Supreme Court of Ohio
May 29, 1935
129 Ohio St. 505 (Ohio 1935)

Opinion

No. 25086

Decided May 29, 1935.

Negligence — Automobile guest killed in collision with telephone pole — Questions for jury — Placing pole in highway and proximate cause — Negligence of automobile driver not independent intervening cause of collision — Charge to jury.

1. Where a guest is killed while riding in an automobile which collides with a telephone pole located in an improved portion of the highway 5.1 feet from the pavement, the questions whether the telephone company is guilty of negligence by placing the pole in the highway so as to incommode the traveling public, and whether such negligence is a proximate cause of such fatality are properly submitted to the jury for determination.

2. At the request of the plaintiff the trial judge charged the jury as follows: "If you find by a preponderance of the evidence in this case that plaintiff's decedent was a passenger in said car and that the defendant, The Ohio Bell Telephone Company, and the driver of the automobile in which plaintiff's decedent was riding were both negligent, then such acts of negligence would be concurrent, and if they proximately contributed to — that is, were the direct and proximate cause of decedent's death complained of, then your verdict may be against the defendant, The Ohio Bell Telephone Company alone, that is to the amount, of course, you find for plaintiff if the decedent was in the exercise of Ordinary care." Held: Under the evidence, the act of the driver of the automobile in hitting the pole was not as a matter of law an independent intervening cause, and the giving of the charge as requested was not prejudicial error.

ERROR to the Court of Appeals of Stark county.

On September 18, 1933, Anna E. Lung, as administratrix of the estate of Arthur F. Locke, deceased, began an action in the Common Pleas Court of Stark county against The Ohio Bell Telephone Company to recover damages for wrongful death. The evidence discloses that the plaintiff's decedent, a young man 22 years of age, at about midnight on the 29th day of December, 1932, left his home at Massillon with one William D. Kreiger in the latter's automobile bound for Alliance, Ohio. They went to Canton, Ohio, and from there proceeded on United States Route No. 62 towards their destination. When they reached the junction of United States Route No. 62 and State route No. 173, commonly known as Houser's Corners, they ran into a telephone pole owned and maintained by the defendant telephone company. The pole was broken off, the automobile demolished, plaintiff's decedent instantly killed, and Kreiger died a few minutes later without regaining consciousness.

### Task to carry out:
Finish out the next part of the Ohio Supreme Court opinion on the telephone pole collision, starting after its last sentence. The items that come next have nothing to do with the Ohio Supreme Court opinion.

### Rows:

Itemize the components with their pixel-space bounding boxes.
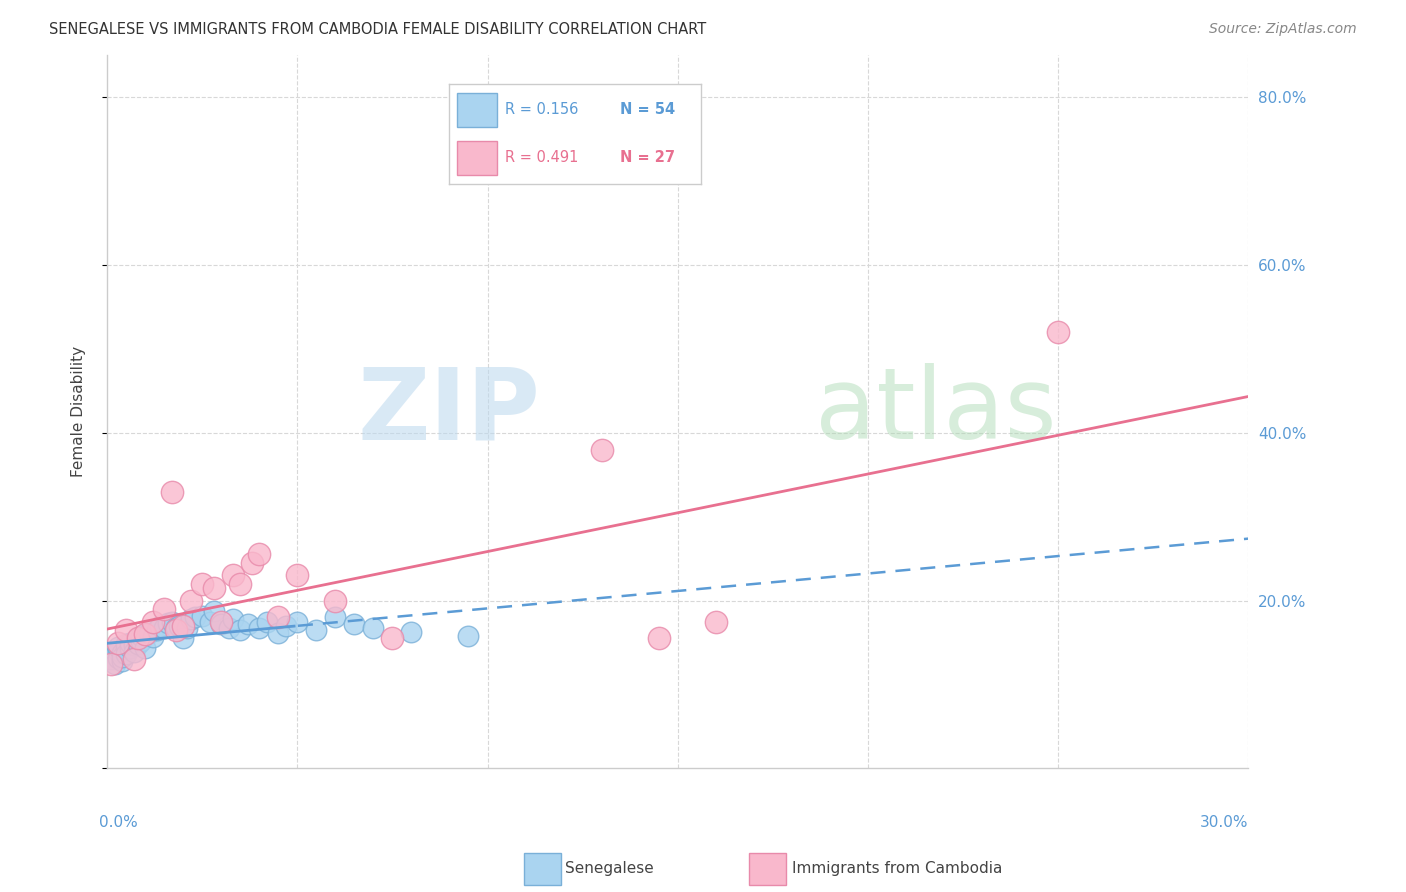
Text: Immigrants from Cambodia: Immigrants from Cambodia [792,862,1002,876]
Point [107,640,129,654]
Point [100,657,122,671]
Point [401,624,423,639]
Y-axis label: Female Disability: Female Disability [72,346,86,477]
Point [209,615,232,629]
Point [115,642,138,657]
Point [221,568,243,582]
Point [176,621,198,635]
Point [100,652,122,666]
Point [134,641,156,656]
Point [256,615,278,629]
Point [381,632,404,646]
Point [131,629,153,643]
Point [229,577,252,591]
Point [325,593,347,607]
Point [153,620,176,634]
Point [156,616,179,631]
Point [1047,325,1070,339]
Point [267,625,290,640]
Point [145,623,167,637]
Point [229,623,252,637]
Point [247,620,270,634]
Point [202,581,225,595]
Point [115,637,138,651]
Point [274,619,297,633]
Point [457,629,479,643]
Point [160,615,183,629]
Point [122,645,145,659]
Point [107,650,129,665]
Point [285,615,308,629]
Point [236,617,259,632]
Point [218,620,240,634]
Point [704,615,727,629]
Point [165,623,187,637]
Text: 30.0%: 30.0% [1199,814,1249,830]
Point [240,556,263,570]
Point [285,568,308,582]
Point [305,623,328,637]
Point [122,638,145,652]
Point [127,632,149,646]
Point [153,602,176,616]
Point [343,617,366,632]
Point [107,644,129,658]
Point [191,577,214,591]
Point [198,615,221,629]
Text: Senegalese: Senegalese [565,862,654,876]
Point [183,610,205,624]
Point [209,617,232,632]
Point [169,619,191,633]
Point [172,632,194,646]
Point [180,593,202,607]
Point [172,619,194,633]
Point [115,623,138,637]
Point [267,610,290,624]
Point [122,652,145,666]
Point [648,632,671,646]
Point [104,648,127,663]
Point [118,635,141,649]
Point [111,654,134,668]
Point [131,634,153,648]
Point [221,612,243,626]
Point [191,608,214,623]
Text: ZIP: ZIP [359,363,541,460]
Point [149,619,172,633]
Point [118,641,141,656]
Point [104,657,127,671]
Point [111,646,134,660]
Point [247,548,270,562]
Point [127,637,149,651]
Point [142,630,165,644]
Point [165,620,187,634]
Point [107,635,129,649]
Point [138,625,160,640]
Point [134,627,156,641]
Point [160,484,183,499]
Point [115,648,138,662]
Text: SENEGALESE VS IMMIGRANTS FROM CAMBODIA FEMALE DISABILITY CORRELATION CHART: SENEGALESE VS IMMIGRANTS FROM CAMBODIA F… [49,22,706,37]
Point [363,620,385,634]
Point [180,612,202,626]
Text: atlas: atlas [814,363,1056,460]
Point [111,649,134,664]
Point [202,604,225,618]
Point [127,632,149,646]
Text: 0.0%: 0.0% [100,814,138,830]
Point [134,627,156,641]
Point [142,615,165,629]
Point [325,610,347,624]
Point [591,442,613,457]
Text: Source: ZipAtlas.com: Source: ZipAtlas.com [1209,22,1357,37]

### Task output:
From Canton to Houser's Corners, United States Route No. 62 extends from southwest to northeast but at the junction of the two highways turns directly east. State Route No. 173 at the point where it joins United States Route No. 62 extends from southwest to northeast and is practically a continuation of United States Route No. 62. There is a very slight curve to the left as one approaches the junction on United States Route No. 62 from the southwest and continues on the way into State Route No. 173. The two routes form a "Y" at this junction and the angle of the "Y" is approximately 80 degrees. In the "Y" thus formed is located a filling station facing the junction, and from this station to both highways cinders are packed, completely filling the "Y" up to the pavements, each of which is of brick. The pole in question is located in front of the filling station, 5.1 feet from the brick pavement on United States Route No. 62 and nearly opposite the point where the turn east on the route is completed. If a tangent line were to be drawn in the center of that part of United States Route No. 62 where it is straight southwest of the junction it would be found that the telephone pole is located exactly 24 feet to the east of the tangent line extended. This pole is on the right of way of United States Route No. 62, was placed there originally by the defendant company, and was maintained by it thereafter for many years and up to the time of the accident. The cindered part of the highway around the pole was used for a long time prior to the accident by autoists going into and coming out of the gas station.

The plaintiff in the petition alleges negligence of the defendant company in the following language: "Plaintiff further says that the said telephone pole as placed and maintained by the defendant, The Ohio Bell Telephone Company, on said road, did then and there incommode the public in the use of said highway.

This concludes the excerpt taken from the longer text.